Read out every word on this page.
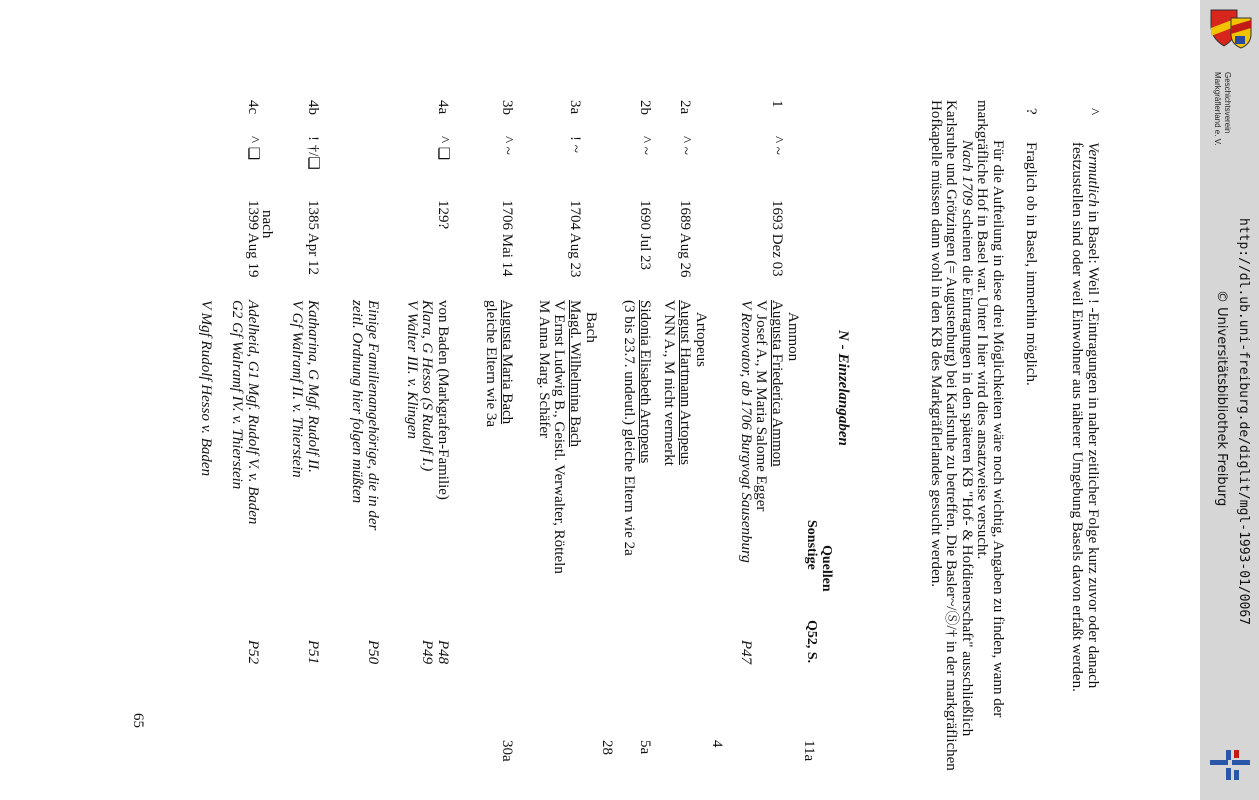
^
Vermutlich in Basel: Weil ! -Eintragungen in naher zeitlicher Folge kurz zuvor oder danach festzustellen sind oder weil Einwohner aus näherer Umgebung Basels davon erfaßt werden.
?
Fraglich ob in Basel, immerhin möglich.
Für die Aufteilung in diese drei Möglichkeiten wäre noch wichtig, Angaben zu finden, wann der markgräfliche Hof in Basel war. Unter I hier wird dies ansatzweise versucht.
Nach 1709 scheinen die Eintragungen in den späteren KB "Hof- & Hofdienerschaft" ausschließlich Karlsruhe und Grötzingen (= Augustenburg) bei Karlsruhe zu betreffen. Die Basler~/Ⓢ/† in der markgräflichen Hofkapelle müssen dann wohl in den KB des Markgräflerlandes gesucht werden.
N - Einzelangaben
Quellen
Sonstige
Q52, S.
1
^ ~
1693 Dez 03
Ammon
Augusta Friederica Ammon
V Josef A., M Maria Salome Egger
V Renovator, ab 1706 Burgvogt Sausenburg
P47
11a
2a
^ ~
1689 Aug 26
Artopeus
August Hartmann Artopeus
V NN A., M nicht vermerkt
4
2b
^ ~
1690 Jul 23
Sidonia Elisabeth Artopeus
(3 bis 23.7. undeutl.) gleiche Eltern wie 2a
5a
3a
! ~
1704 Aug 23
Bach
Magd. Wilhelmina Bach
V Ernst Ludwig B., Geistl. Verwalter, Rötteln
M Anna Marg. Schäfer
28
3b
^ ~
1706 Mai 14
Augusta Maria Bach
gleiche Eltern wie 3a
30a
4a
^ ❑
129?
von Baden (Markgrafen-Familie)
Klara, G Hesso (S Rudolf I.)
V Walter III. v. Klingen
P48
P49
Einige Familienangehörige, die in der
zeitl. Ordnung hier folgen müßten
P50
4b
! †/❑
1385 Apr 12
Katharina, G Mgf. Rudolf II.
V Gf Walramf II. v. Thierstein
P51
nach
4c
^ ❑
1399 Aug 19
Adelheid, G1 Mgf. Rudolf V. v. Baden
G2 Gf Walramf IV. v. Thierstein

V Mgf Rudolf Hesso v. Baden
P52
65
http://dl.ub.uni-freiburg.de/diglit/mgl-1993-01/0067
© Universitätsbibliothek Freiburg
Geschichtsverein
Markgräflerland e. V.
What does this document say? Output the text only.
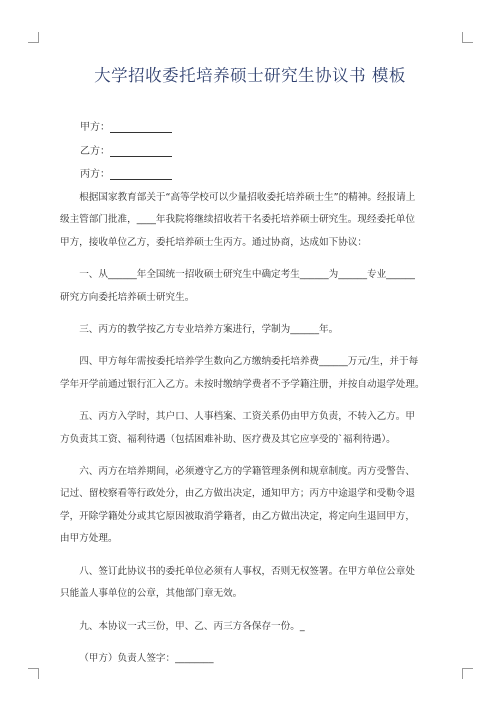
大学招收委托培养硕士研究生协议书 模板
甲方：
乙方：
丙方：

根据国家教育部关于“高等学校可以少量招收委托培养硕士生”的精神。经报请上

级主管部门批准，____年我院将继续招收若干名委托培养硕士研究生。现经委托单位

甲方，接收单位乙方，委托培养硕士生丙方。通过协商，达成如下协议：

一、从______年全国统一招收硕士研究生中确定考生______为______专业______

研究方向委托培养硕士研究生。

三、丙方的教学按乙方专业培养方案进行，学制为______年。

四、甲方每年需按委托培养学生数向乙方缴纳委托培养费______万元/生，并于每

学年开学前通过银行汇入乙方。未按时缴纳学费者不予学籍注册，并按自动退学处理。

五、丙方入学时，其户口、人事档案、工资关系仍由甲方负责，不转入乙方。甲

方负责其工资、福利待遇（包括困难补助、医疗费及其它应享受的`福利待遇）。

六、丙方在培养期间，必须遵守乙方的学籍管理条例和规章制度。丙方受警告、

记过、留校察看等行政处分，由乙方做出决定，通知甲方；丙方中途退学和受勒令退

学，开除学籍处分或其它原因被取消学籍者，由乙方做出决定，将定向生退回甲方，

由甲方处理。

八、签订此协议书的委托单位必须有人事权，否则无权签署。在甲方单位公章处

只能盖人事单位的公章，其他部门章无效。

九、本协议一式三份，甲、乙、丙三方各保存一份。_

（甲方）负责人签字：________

********************

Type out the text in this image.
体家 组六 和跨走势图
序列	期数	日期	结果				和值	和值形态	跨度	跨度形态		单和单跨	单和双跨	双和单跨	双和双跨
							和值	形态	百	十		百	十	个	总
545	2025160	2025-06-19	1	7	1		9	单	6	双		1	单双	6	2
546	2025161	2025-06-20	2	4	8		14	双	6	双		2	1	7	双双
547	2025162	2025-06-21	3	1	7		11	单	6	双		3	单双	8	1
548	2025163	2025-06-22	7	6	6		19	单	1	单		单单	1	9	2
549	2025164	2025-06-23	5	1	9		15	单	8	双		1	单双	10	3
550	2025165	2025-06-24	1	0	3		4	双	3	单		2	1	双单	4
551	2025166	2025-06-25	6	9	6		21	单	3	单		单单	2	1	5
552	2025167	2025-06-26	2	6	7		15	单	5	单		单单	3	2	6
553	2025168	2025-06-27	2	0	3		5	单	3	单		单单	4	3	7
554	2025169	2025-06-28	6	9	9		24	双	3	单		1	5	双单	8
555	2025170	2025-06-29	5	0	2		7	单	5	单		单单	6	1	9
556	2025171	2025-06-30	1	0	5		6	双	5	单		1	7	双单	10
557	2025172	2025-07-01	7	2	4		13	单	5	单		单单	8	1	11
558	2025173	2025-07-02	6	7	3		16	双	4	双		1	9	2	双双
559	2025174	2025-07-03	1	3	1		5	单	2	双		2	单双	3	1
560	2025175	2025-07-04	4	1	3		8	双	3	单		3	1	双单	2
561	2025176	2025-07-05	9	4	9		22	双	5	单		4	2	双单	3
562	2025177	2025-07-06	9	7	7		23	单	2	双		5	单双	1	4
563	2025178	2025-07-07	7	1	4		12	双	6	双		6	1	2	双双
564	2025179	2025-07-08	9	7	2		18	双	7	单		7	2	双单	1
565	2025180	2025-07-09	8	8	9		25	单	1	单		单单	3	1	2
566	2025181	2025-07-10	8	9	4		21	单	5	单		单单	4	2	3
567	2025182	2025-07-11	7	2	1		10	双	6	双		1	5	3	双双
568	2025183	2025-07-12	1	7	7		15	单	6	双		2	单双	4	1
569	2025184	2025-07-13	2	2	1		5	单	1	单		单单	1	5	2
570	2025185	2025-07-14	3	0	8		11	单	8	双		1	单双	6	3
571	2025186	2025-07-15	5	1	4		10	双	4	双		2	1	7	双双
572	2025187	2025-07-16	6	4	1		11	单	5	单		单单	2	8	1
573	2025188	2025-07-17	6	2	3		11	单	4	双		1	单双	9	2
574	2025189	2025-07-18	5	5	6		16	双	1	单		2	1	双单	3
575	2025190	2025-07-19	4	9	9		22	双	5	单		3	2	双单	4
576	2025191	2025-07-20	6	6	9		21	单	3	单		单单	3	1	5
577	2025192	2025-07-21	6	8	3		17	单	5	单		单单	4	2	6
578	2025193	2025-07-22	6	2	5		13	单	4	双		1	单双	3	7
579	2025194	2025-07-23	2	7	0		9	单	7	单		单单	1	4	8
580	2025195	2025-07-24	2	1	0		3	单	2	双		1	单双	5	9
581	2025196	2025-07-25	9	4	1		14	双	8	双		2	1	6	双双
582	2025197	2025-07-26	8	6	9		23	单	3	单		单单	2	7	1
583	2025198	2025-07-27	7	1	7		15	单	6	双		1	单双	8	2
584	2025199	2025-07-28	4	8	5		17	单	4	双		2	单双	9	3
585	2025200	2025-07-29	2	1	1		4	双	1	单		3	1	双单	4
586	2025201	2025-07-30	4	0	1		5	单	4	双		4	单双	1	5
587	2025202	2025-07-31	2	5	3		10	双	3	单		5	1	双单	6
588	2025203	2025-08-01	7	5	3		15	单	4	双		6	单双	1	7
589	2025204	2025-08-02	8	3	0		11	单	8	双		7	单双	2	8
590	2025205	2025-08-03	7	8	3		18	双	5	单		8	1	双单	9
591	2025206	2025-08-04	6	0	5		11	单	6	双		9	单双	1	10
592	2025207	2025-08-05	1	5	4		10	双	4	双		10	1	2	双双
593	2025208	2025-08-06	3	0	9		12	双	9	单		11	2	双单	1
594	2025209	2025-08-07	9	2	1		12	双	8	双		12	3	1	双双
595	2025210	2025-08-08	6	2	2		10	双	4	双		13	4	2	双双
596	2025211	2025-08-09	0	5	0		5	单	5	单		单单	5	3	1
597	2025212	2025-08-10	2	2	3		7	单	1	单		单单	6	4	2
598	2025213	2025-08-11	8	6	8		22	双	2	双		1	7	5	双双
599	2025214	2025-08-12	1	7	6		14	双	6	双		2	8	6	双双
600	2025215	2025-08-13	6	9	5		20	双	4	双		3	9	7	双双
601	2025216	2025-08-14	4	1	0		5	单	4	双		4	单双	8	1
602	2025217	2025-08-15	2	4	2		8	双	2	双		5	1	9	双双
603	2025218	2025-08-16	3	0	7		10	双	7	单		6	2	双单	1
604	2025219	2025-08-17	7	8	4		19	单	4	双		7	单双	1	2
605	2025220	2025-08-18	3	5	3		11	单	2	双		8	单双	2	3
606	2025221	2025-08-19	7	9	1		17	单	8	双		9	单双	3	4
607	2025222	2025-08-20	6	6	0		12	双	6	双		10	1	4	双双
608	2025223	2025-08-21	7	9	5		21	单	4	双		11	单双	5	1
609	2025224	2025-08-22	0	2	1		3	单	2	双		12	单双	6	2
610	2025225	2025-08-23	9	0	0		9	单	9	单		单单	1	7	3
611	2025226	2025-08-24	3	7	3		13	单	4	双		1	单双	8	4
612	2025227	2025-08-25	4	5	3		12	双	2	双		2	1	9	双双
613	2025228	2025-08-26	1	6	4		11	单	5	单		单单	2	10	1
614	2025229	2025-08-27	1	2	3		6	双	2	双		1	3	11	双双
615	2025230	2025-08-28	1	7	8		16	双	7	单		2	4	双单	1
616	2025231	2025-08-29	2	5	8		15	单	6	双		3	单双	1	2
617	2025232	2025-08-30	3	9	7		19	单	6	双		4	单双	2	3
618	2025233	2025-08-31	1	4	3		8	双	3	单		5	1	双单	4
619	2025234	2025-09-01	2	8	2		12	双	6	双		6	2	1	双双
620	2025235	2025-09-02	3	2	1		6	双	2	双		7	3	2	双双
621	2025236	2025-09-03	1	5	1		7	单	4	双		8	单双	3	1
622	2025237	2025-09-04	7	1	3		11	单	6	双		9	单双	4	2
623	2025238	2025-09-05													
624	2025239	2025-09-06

********************

__Task brief__: Return only the number of lines in the preceding records that contain the string "Walramf".

__Solution to the exercise__: 2